What you will do: Copy every line of the data that includes the string "this".

Supplied data:
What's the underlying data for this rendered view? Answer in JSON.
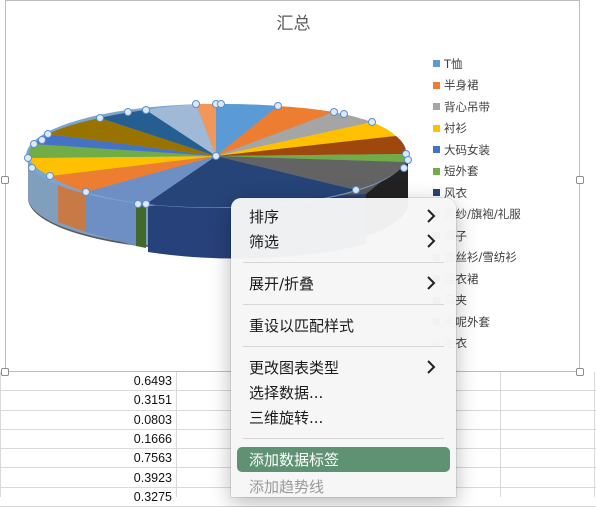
{
  "chart": {
    "title": "汇总",
    "legend": [
      {
        "label": "T恤",
        "color": "#5b9bd5"
      },
      {
        "label": "半身裙",
        "color": "#ed7d31"
      },
      {
        "label": "背心吊带",
        "color": "#a5a5a5"
      },
      {
        "label": "衬衫",
        "color": "#ffc000"
      },
      {
        "label": "大码女装",
        "color": "#4472c4"
      },
      {
        "label": "短外套",
        "color": "#70ad47"
      },
      {
        "label": "风衣",
        "color": "#264478"
      },
      {
        "label": "婚纱/旗袍/礼服",
        "color": "#9e480e"
      },
      {
        "label": "裤子",
        "color": "#636363"
      },
      {
        "label": "蕾丝衫/雪纺衫",
        "color": "#997300"
      },
      {
        "label": "连衣裙",
        "color": "#255e91"
      },
      {
        "label": "马夹",
        "color": "#43682b"
      },
      {
        "label": "毛呢外套",
        "color": "#698ed0"
      },
      {
        "label": "毛衣",
        "color": "#f1975a"
      }
    ]
  },
  "sheet": {
    "values": [
      "0.6493",
      "0.3151",
      "0.0803",
      "0.1666",
      "0.7563",
      "0.3923",
      "0.3275"
    ]
  },
  "context_menu": {
    "items": [
      {
        "label": "排序",
        "submenu": true
      },
      {
        "label": "筛选",
        "submenu": true
      },
      {
        "label": "展开/折叠",
        "submenu": true
      },
      {
        "label": "重设以匹配样式",
        "submenu": false
      },
      {
        "label": "更改图表类型",
        "submenu": true
      },
      {
        "label": "选择数据...",
        "submenu": false
      },
      {
        "label": "三维旋转...",
        "submenu": false
      },
      {
        "label": "添加数据标签",
        "submenu": false
      },
      {
        "label": "添加趋势线",
        "submenu": false
      }
    ]
  }
}
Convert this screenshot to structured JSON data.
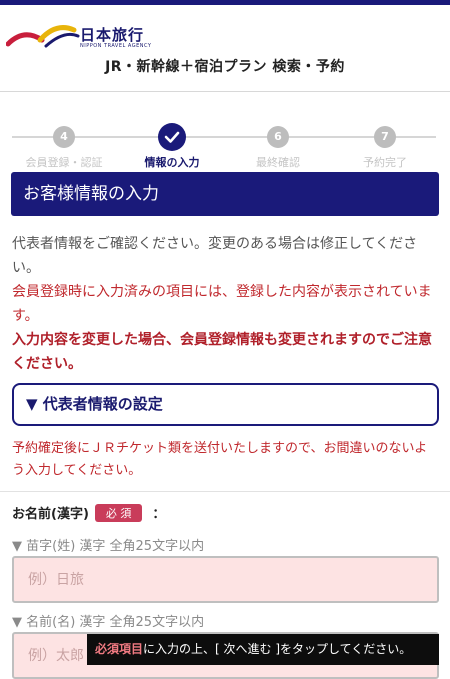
{
  "header": {
    "logo_jp": "日本旅行",
    "logo_en": "NIPPON TRAVEL AGENCY",
    "site_title": "JR・新幹線＋宿泊プラン 検索・予約"
  },
  "steps": [
    {
      "number": "4",
      "label": "会員登録・認証",
      "state": "pending"
    },
    {
      "number": "",
      "label": "情報の入力",
      "state": "current",
      "icon": "check-icon"
    },
    {
      "number": "6",
      "label": "最終確認",
      "state": "pending"
    },
    {
      "number": "7",
      "label": "予約完了",
      "state": "pending"
    }
  ],
  "section": {
    "title": "お客様情報の入力",
    "intro": "代表者情報をご確認ください。変更のある場合は修正してください。",
    "intro_red": "会員登録時に入力済みの項目には、登録した内容が表示されています。",
    "intro_bold": "入力内容を変更した場合、会員登録情報も変更されますのでご注意ください。"
  },
  "subsection": {
    "title": "▼ 代表者情報の設定",
    "note": "予約確定後にＪＲチケット類を送付いたしますので、お間違いのないよう入力してください。"
  },
  "name_field": {
    "label": "お名前(漢字)",
    "required_badge": "必 須",
    "colon": "：",
    "surname_hint": "▼ 苗字(姓) 漢字 全角25文字以内",
    "surname_placeholder": "例）日旅",
    "surname_value": "",
    "given_hint": "▼ 名前(名) 漢字 全角25文字以内",
    "given_placeholder": "例）太郎",
    "given_value": ""
  },
  "toast": {
    "highlight": "必須項目",
    "text": "に入力の上、[ 次へ進む ]をタップしてください。"
  },
  "colors": {
    "navy": "#1a1a7a",
    "red_text": "#c0282d",
    "required_badge": "#c93c5a",
    "input_bg": "#fde3e3"
  }
}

Correct answer:
What's the underlying data for this rendered view? Answer in JSON.
Convert this screenshot to structured JSON data.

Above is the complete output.